## Direction
Go through the records and extract every line with the word "title".

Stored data
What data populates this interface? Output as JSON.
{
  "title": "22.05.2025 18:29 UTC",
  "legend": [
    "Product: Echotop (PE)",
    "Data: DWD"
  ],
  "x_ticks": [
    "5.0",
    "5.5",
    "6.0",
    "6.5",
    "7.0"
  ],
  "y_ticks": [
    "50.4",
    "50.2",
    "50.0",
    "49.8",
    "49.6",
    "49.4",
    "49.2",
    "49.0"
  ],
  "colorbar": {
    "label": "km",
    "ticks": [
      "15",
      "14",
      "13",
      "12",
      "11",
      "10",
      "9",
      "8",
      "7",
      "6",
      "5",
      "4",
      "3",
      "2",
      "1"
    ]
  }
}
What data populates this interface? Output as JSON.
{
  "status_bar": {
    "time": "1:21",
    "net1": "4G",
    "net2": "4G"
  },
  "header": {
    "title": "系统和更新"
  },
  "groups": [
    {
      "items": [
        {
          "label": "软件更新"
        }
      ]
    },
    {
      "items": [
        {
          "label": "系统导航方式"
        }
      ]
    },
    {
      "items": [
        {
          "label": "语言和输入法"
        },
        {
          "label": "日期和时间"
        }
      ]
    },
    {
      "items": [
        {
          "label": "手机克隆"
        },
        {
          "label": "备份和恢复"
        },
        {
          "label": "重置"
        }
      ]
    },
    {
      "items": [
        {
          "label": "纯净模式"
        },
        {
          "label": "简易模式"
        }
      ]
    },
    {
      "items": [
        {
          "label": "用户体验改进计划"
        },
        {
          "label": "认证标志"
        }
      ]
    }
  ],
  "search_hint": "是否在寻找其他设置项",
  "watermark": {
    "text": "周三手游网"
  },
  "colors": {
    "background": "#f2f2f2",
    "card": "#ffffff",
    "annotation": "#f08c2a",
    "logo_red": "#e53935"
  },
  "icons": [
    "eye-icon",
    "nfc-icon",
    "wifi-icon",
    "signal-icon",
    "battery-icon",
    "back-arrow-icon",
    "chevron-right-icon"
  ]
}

## Written reply
  "title": "22.05.2025 18:29 UTC",
    "title": "系统和更新"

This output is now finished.